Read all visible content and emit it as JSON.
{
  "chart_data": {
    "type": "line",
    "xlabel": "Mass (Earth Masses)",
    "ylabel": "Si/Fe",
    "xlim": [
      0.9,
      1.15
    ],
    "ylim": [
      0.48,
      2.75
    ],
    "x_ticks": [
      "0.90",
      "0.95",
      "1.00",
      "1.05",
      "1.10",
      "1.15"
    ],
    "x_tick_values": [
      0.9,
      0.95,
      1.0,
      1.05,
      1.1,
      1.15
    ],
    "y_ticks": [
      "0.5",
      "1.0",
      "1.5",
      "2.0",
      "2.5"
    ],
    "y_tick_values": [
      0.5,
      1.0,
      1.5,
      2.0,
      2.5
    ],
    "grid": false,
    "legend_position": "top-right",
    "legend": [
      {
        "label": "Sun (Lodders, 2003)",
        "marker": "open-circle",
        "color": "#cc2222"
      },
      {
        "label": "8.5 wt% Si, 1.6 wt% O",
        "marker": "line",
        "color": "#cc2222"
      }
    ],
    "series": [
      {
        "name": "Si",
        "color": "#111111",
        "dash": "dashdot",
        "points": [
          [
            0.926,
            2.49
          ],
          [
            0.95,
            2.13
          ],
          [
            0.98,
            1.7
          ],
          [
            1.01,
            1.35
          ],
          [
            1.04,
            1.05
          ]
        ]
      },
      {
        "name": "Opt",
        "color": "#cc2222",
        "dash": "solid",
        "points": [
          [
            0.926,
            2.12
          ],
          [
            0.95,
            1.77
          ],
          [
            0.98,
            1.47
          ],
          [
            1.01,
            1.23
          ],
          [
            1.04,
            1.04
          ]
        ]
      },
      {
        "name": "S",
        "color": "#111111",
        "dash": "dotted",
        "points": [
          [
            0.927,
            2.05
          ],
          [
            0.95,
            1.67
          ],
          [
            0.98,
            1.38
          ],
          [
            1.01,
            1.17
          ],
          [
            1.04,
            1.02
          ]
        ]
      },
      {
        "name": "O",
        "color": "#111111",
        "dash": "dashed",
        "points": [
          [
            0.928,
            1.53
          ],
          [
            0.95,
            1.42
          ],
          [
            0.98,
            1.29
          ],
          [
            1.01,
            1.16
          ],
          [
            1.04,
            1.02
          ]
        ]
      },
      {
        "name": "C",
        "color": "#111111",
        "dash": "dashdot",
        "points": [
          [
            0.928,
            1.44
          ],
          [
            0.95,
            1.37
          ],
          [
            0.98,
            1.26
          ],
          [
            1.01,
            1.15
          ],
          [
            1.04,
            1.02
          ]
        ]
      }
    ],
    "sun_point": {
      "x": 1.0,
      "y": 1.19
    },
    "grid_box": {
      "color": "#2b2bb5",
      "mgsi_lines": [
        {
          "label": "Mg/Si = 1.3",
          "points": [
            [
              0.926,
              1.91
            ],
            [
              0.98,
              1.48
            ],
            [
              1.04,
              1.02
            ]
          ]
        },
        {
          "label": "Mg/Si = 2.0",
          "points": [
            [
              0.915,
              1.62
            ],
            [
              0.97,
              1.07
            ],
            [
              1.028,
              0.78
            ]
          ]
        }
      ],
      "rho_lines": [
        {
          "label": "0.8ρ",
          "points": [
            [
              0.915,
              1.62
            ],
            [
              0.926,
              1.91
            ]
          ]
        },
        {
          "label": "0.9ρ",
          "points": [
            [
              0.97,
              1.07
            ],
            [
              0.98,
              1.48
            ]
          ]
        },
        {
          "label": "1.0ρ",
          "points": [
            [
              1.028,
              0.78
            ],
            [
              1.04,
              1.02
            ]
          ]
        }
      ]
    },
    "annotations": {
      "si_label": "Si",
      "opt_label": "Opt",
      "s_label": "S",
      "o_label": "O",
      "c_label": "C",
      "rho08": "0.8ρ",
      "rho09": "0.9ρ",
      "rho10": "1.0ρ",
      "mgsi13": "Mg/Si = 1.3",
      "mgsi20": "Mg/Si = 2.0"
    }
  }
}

........

AIM OF THE TASK
Print every line of the records exactly. Omit nothing.

TASK ANSWER
Read all visible content and emit it as JSON.
{
  "chart_data": {
    "type": "line",
    "xlabel": "Mass (Earth Masses)",
    "ylabel": "Si/Fe",
    "xlim": [
      0.9,
      1.15
    ],
    "ylim": [
      0.48,
      2.75
    ],
    "x_ticks": [
      "0.90",
      "0.95",
      "1.00",
      "1.05",
      "1.10",
      "1.15"
    ],
    "x_tick_values": [
      0.9,
      0.95,
      1.0,
      1.05,
      1.1,
      1.15
    ],
    "y_ticks": [
      "0.5",
      "1.0",
      "1.5",
      "2.0",
      "2.5"
    ],
    "y_tick_values": [
      0.5,
      1.0,
      1.5,
      2.0,
      2.5
    ],
    "grid": false,
    "legend_position": "top-right",
    "legend": [
      {
        "label": "Sun (Lodders, 2003)",
        "marker": "open-circle",
        "color": "#cc2222"
      },
      {
        "label": "8.5 wt% Si, 1.6 wt% O",
        "marker": "line",
        "color": "#cc2222"
      }
    ],
    "series": [
      {
        "name": "Si",
        "color": "#111111",
        "dash": "dashdot",
        "points": [
          [
            0.926,
            2.49
          ],
          [
            0.95,
            2.13
          ],
          [
            0.98,
            1.7
          ],
          [
            1.01,
            1.35
          ],
          [
            1.04,
            1.05
          ]
        ]
      },
      {
        "name": "Opt",
        "color": "#cc2222",
        "dash": "solid",
        "points": [
          [
            0.926,
            2.12
          ],
          [
            0.95,
            1.77
          ],
          [
            0.98,
            1.47
          ],
          [
            1.01,
            1.23
          ],
          [
            1.04,
            1.04
          ]
        ]
      },
      {
        "name": "S",
        "color": "#111111",
        "dash": "dotted",
        "points": [
          [
            0.927,
            2.05
          ],
          [
            0.95,
            1.67
          ],
          [
            0.98,
            1.38
          ],
          [
            1.01,
            1.17
          ],
          [
            1.04,
            1.02
          ]
        ]
      },
      {
        "name": "O",
        "color": "#111111",
        "dash": "dashed",
        "points": [
          [
            0.928,
            1.53
          ],
          [
            0.95,
            1.42
          ],
          [
            0.98,
            1.29
          ],
          [
            1.01,
            1.16
          ],
          [
            1.04,
            1.02
          ]
        ]
      },
      {
        "name": "C",
        "color": "#111111",
        "dash": "dashdot",
        "points": [
          [
            0.928,
            1.44
          ],
          [
            0.95,
            1.37
          ],
          [
            0.98,
            1.26
          ],
          [
            1.01,
            1.15
          ],
          [
            1.04,
            1.02
          ]
        ]
      }
    ],
    "sun_point": {
      "x": 1.0,
      "y": 1.19
    },
    "grid_box": {
      "color": "#2b2bb5",
      "mgsi_lines": [
        {
          "label": "Mg/Si = 1.3",
          "points": [
            [
              0.926,
              1.91
            ],
            [
              0.98,
              1.48
            ],
            [
              1.04,
              1.02
            ]
          ]
        },
        {
          "label": "Mg/Si = 2.0",
          "points": [
            [
              0.915,
              1.62
            ],
            [
              0.97,
              1.07
            ],
            [
              1.028,
              0.78
            ]
          ]
        }
      ],
      "rho_lines": [
        {
          "label": "0.8ρ",
          "points": [
            [
              0.915,
              1.62
            ],
            [
              0.926,
              1.91
            ]
          ]
        },
        {
          "label": "0.9ρ",
          "points": [
            [
              0.97,
              1.07
            ],
            [
              0.98,
              1.48
            ]
          ]
        },
        {
          "label": "1.0ρ",
          "points": [
            [
              1.028,
              0.78
            ],
            [
              1.04,
              1.02
            ]
          ]
        }
      ]
    },
    "annotations": {
      "si_label": "Si",
      "opt_label": "Opt",
      "s_label": "S",
      "o_label": "O",
      "c_label": "C",
      "rho08": "0.8ρ",
      "rho09": "0.9ρ",
      "rho10": "1.0ρ",
      "mgsi13": "Mg/Si = 1.3",
      "mgsi20": "Mg/Si = 2.0"
    }
  }
}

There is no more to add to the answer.